THE DATA »
⟨
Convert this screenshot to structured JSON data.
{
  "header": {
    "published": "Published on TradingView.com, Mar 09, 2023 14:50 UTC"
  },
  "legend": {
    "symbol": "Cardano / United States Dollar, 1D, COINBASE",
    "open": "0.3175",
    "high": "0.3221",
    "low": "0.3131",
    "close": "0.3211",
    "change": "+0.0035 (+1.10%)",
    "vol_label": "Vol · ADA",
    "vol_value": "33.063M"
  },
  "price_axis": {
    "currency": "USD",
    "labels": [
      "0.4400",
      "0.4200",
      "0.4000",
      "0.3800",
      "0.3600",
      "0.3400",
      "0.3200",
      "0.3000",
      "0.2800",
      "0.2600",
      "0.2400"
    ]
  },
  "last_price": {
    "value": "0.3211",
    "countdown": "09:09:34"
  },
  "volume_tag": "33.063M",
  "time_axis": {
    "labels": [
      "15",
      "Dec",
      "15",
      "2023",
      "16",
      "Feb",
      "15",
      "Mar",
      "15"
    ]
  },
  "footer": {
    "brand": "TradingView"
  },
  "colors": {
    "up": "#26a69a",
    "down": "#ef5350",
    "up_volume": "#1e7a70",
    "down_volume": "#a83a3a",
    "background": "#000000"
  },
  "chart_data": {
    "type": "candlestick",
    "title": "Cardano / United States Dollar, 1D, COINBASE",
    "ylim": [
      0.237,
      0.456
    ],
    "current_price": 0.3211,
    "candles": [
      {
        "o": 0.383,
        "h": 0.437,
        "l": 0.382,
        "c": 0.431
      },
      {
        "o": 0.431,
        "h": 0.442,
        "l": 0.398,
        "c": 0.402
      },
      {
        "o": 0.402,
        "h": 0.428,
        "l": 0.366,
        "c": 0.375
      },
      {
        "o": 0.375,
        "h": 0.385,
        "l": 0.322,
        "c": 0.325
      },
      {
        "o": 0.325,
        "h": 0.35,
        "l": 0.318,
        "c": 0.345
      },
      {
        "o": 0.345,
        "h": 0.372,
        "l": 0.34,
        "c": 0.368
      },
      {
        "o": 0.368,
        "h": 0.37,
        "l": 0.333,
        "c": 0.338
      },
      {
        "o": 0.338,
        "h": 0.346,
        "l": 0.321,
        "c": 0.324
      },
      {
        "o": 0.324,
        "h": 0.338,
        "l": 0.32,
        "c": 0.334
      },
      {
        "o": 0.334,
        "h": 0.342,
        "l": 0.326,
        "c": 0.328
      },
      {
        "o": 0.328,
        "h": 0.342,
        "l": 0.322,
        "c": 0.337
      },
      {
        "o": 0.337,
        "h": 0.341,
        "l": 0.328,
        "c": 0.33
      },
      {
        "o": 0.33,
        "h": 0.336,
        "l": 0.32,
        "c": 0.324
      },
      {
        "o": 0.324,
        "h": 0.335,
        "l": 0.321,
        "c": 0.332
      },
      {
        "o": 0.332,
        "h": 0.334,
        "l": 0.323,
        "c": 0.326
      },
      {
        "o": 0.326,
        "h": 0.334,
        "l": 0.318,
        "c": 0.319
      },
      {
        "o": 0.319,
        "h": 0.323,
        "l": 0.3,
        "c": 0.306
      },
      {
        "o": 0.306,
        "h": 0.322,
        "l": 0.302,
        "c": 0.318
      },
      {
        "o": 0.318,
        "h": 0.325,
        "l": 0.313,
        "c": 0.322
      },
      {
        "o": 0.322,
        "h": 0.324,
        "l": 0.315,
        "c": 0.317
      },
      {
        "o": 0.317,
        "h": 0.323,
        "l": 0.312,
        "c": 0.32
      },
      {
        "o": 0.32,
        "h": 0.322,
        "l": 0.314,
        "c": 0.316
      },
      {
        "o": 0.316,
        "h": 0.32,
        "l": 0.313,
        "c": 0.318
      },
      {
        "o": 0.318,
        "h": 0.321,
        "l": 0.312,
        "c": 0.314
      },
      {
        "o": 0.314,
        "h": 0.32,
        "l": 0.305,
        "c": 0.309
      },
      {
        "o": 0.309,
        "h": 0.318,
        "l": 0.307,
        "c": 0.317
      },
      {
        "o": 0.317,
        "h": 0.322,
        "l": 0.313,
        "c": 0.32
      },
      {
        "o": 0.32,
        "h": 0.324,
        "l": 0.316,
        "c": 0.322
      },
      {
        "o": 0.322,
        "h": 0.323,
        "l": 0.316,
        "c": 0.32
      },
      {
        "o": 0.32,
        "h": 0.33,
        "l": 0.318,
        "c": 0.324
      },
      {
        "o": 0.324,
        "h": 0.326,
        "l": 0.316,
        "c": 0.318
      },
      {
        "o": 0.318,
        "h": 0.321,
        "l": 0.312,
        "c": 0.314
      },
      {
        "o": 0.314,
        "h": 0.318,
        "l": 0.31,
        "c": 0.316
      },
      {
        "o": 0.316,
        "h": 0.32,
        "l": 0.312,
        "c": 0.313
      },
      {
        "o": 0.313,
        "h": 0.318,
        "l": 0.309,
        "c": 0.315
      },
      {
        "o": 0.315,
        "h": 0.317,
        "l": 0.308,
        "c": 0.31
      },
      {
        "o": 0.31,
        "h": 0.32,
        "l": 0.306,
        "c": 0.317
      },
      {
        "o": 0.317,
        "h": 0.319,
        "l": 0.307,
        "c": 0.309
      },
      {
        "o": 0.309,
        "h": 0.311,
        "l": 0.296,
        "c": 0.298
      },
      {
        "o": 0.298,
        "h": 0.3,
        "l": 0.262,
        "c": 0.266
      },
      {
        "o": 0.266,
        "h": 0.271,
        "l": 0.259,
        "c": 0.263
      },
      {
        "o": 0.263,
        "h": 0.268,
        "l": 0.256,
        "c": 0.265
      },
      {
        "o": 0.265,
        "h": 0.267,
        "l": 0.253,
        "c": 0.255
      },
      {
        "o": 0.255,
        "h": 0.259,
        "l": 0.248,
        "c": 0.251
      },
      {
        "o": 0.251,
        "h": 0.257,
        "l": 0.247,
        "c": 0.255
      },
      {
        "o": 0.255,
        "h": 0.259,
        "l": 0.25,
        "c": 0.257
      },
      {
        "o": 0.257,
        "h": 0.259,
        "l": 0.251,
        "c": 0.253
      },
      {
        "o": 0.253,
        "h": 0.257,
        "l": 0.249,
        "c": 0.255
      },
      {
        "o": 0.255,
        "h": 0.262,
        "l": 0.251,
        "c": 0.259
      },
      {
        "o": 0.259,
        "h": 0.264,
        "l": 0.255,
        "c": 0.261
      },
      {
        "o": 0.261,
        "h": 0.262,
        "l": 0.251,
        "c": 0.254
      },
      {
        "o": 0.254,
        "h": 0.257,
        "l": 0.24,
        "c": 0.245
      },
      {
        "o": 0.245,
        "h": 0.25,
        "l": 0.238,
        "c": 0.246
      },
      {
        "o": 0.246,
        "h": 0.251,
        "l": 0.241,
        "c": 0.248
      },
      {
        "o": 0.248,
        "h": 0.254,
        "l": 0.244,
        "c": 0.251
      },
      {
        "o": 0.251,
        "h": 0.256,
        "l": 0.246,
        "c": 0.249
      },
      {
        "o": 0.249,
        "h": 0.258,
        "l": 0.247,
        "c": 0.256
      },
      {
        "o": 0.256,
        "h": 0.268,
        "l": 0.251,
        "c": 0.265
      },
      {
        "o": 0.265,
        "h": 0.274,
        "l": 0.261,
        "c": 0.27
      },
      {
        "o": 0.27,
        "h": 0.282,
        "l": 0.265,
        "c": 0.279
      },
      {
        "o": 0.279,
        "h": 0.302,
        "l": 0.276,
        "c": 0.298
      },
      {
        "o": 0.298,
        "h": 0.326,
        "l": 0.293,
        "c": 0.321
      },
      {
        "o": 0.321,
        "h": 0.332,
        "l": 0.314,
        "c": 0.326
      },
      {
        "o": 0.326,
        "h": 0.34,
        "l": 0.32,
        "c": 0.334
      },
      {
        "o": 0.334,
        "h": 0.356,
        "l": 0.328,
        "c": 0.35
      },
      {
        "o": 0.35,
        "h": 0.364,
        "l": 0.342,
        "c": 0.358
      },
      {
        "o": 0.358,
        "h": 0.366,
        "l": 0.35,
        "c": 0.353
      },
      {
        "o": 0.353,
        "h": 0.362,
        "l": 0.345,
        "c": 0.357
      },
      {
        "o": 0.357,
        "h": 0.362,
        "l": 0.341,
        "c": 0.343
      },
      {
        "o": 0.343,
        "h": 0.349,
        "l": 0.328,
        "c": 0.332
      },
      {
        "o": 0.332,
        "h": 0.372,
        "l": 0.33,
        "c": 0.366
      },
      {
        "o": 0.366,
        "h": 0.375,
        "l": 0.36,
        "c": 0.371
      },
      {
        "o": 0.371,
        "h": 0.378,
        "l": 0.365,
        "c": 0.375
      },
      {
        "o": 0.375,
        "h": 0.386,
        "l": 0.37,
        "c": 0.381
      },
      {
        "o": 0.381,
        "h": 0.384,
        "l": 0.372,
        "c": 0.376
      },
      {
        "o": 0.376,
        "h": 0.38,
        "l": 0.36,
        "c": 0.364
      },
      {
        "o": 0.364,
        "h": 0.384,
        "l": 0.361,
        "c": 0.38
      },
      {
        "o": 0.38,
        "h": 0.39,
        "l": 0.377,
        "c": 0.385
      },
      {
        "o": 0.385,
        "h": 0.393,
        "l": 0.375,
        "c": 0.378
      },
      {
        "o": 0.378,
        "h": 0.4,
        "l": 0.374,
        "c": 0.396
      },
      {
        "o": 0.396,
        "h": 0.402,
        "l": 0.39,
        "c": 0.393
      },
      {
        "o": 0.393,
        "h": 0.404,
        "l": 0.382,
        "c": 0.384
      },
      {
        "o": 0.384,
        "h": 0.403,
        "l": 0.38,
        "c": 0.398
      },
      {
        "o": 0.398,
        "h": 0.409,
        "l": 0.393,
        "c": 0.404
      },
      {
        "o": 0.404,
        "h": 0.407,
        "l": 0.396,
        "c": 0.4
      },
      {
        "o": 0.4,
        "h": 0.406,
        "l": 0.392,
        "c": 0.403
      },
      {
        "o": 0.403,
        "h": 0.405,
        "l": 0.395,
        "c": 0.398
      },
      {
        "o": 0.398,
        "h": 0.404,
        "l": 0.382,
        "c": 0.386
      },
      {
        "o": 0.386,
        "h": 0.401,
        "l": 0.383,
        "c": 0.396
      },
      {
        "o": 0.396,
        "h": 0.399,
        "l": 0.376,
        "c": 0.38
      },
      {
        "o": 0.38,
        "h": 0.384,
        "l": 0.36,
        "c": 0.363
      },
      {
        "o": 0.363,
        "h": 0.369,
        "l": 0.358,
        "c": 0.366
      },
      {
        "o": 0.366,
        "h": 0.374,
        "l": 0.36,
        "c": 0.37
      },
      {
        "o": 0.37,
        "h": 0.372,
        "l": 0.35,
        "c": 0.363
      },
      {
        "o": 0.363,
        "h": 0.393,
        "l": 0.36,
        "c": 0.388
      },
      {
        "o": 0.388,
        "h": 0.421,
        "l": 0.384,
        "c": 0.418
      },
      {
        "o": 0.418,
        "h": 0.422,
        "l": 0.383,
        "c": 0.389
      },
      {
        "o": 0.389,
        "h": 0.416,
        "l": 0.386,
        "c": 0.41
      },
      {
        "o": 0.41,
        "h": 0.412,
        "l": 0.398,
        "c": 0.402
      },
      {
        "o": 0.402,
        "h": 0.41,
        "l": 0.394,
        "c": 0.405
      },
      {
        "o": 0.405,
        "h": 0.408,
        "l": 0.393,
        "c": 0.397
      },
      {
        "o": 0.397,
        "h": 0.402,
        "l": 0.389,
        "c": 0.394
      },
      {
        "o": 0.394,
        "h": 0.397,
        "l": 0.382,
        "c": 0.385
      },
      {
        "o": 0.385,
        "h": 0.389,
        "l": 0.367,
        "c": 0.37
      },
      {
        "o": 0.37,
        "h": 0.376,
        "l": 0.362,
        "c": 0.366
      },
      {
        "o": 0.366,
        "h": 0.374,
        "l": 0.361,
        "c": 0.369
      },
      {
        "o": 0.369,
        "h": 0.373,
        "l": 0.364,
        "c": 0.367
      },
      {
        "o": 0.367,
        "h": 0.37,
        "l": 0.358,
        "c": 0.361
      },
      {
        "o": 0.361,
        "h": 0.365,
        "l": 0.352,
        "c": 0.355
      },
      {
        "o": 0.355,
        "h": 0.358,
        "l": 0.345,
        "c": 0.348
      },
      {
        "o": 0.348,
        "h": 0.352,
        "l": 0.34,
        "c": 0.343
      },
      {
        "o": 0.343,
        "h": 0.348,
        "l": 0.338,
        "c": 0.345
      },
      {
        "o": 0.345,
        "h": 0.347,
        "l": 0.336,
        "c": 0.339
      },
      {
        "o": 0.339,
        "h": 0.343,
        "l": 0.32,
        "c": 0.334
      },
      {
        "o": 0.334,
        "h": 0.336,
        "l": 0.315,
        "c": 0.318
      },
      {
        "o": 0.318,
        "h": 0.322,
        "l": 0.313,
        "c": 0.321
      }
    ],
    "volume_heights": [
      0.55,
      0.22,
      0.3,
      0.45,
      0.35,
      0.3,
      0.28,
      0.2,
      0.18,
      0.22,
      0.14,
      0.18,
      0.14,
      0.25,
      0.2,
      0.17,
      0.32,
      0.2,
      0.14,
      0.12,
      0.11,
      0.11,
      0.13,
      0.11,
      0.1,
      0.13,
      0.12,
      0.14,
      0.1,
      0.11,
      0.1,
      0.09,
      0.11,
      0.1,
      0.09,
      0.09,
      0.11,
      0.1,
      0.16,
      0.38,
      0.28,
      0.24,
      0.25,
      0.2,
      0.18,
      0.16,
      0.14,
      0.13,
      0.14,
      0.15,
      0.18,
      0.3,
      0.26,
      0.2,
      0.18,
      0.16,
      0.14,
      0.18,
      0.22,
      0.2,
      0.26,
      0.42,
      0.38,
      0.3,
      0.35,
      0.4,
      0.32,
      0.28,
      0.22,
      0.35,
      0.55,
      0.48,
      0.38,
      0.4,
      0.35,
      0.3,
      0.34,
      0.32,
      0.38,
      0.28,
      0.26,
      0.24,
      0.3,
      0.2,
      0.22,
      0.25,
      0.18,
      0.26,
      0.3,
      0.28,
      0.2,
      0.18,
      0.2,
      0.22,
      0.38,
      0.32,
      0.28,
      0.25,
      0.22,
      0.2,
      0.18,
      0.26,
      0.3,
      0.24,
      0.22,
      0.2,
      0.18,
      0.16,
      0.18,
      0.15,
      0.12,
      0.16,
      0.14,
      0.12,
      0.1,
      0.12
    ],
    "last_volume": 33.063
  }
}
⟩
STATED PROBLEM » Look through the entries and find each line that has the string "Cardano". Copy those lines.

COMPLETE ANSWER »
    "symbol": "Cardano / United States Dollar, 1D, COINBASE",
    "title": "Cardano / United States Dollar, 1D, COINBASE",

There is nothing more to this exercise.